■ Stated goal ■
Gather every line below where "theta" appears.
##### Dataset records
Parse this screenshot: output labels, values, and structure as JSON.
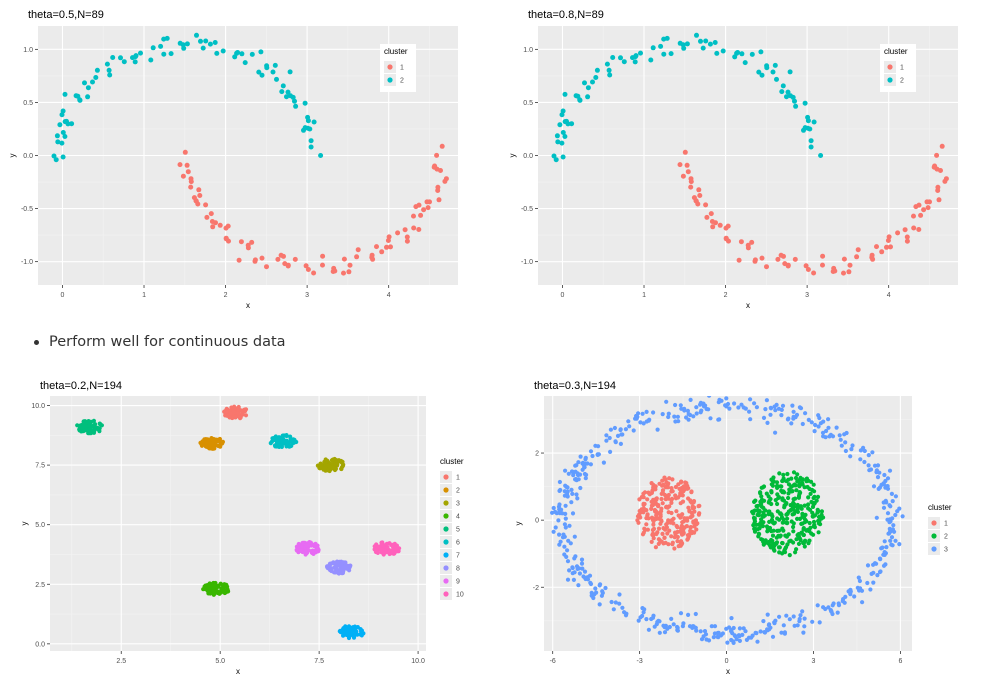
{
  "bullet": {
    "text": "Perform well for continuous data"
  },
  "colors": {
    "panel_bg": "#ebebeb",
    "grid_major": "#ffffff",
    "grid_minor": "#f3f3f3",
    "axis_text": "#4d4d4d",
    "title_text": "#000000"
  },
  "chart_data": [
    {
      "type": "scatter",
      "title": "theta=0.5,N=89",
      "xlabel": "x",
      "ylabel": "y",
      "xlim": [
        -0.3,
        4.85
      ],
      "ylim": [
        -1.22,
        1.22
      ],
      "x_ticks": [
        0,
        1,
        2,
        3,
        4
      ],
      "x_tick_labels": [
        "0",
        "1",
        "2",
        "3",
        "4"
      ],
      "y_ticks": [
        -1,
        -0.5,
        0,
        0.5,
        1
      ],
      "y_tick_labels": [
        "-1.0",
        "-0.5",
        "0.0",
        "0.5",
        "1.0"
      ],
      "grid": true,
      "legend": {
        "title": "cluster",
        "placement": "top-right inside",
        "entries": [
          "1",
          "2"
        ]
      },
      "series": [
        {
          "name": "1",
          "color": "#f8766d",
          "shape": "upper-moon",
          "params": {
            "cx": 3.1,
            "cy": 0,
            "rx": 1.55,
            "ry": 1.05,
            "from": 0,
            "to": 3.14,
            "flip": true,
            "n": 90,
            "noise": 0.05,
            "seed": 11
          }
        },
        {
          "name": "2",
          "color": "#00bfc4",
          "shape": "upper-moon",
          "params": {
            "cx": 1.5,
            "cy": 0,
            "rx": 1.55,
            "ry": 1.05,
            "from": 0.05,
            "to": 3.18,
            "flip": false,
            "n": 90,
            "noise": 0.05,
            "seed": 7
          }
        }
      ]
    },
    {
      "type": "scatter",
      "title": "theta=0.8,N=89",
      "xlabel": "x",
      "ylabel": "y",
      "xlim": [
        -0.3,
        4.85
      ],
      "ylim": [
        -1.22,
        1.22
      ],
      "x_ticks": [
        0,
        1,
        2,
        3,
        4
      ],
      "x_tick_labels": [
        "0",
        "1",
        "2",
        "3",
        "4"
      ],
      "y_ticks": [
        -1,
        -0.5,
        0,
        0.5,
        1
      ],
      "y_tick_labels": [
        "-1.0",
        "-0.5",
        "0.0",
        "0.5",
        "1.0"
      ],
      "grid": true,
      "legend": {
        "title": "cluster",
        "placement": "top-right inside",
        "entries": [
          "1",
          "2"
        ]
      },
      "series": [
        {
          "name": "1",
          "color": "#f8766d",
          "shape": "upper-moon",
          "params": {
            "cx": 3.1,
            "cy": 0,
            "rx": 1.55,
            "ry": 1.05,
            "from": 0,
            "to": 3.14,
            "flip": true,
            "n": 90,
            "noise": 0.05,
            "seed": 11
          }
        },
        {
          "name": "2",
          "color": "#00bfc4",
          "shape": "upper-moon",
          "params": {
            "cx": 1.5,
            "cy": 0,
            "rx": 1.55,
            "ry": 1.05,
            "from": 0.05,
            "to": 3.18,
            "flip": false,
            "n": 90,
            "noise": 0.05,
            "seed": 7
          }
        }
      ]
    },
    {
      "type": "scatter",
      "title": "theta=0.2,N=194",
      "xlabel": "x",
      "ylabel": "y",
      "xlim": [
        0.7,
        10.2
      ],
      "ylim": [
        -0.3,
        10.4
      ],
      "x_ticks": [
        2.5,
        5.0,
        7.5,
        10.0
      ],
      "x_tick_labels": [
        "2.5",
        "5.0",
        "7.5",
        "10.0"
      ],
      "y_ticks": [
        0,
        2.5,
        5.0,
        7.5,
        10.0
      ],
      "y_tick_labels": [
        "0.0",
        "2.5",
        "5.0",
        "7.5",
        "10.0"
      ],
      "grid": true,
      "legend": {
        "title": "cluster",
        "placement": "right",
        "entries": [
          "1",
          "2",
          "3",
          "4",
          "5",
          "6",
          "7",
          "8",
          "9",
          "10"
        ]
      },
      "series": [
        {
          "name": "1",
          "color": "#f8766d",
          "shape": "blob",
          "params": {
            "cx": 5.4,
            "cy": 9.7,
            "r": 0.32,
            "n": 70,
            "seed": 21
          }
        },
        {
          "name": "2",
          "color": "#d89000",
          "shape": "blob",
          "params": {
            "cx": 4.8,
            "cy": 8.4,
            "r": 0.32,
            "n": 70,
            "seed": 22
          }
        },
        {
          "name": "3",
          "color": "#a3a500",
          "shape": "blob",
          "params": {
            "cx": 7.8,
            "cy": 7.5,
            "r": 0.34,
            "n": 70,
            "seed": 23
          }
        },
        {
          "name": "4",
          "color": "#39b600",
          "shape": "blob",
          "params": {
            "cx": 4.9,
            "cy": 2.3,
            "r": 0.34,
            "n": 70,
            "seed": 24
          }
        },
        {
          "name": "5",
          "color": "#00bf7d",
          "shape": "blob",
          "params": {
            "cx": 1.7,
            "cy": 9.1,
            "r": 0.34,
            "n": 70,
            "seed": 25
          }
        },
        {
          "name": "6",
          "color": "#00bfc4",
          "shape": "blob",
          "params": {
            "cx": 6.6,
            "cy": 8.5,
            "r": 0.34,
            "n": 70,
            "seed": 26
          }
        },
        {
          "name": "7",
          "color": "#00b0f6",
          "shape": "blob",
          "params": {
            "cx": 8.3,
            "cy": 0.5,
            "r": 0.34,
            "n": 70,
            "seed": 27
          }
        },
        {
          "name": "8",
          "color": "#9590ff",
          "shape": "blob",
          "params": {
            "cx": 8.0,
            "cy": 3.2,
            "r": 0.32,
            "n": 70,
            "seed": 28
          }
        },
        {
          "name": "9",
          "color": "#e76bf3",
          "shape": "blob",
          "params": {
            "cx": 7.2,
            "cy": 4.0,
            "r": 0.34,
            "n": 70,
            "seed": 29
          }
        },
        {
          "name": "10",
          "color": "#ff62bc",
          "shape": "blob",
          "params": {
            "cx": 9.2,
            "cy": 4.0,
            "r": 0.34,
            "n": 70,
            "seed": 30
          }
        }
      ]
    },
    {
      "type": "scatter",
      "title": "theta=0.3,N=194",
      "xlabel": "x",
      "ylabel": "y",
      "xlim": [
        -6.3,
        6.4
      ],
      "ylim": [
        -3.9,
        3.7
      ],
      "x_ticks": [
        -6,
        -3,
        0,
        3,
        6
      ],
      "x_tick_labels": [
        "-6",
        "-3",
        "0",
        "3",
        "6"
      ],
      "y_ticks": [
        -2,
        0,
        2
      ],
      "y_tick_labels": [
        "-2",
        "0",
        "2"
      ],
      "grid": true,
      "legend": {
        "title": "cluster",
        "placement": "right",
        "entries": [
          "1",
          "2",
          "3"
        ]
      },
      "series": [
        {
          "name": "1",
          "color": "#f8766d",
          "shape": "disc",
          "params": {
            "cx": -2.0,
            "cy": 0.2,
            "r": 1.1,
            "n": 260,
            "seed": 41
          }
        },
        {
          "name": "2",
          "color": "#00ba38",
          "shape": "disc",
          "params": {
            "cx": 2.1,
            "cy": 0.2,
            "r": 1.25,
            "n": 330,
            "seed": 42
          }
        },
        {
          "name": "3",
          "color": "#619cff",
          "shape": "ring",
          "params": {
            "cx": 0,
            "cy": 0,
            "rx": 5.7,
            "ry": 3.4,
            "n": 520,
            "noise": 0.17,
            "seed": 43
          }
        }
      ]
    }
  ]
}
##########
##### Dataset records
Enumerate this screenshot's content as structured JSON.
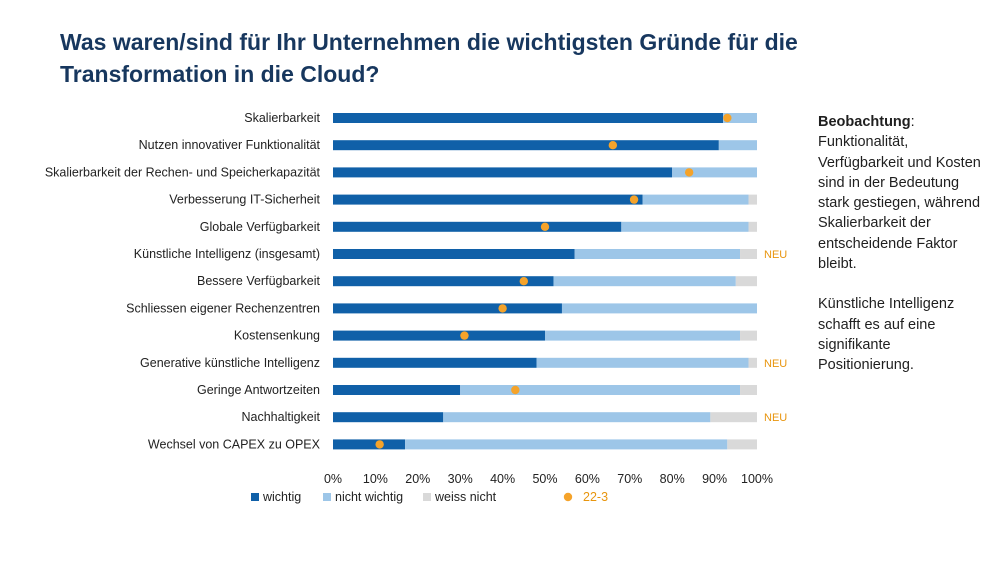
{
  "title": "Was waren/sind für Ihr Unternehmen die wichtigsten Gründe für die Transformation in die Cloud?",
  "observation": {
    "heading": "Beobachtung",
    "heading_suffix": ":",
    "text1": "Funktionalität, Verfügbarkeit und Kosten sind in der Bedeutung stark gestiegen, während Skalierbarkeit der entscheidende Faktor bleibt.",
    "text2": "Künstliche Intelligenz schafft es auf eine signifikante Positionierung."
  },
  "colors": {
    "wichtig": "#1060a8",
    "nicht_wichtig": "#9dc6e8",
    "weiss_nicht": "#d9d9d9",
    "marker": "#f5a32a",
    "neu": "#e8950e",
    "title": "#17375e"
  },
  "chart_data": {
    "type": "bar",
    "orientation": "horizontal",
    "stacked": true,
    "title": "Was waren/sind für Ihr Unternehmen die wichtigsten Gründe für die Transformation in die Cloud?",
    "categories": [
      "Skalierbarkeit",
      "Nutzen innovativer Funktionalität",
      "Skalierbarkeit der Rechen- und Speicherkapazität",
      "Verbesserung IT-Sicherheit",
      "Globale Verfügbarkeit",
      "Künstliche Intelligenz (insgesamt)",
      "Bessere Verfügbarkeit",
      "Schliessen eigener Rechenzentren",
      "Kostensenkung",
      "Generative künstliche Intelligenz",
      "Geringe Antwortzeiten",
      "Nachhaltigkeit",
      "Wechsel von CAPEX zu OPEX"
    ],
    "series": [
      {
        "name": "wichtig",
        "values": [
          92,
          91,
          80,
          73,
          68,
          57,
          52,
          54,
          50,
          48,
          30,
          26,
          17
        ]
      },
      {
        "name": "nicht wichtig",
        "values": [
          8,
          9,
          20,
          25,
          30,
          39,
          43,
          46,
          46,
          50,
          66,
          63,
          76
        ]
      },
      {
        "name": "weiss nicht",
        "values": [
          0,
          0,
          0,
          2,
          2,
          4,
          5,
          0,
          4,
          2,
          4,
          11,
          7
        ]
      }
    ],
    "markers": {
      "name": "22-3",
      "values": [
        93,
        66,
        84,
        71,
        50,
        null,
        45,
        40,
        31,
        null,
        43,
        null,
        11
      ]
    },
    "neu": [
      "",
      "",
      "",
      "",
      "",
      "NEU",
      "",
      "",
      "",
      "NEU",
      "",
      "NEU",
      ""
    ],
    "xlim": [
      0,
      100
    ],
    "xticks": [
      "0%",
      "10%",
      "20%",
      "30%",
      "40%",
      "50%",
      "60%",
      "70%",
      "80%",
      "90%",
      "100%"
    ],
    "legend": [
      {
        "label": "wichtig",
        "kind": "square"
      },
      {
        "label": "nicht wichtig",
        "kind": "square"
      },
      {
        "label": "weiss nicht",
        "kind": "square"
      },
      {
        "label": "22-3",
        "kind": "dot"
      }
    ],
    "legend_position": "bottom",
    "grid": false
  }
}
##########
■ Task answer ■
      "title": "theta=0.5,N=89",
      "title": "theta=0.8,N=89",
      "title": "theta=0.2,N=194",
      "title": "theta=0.3,N=194",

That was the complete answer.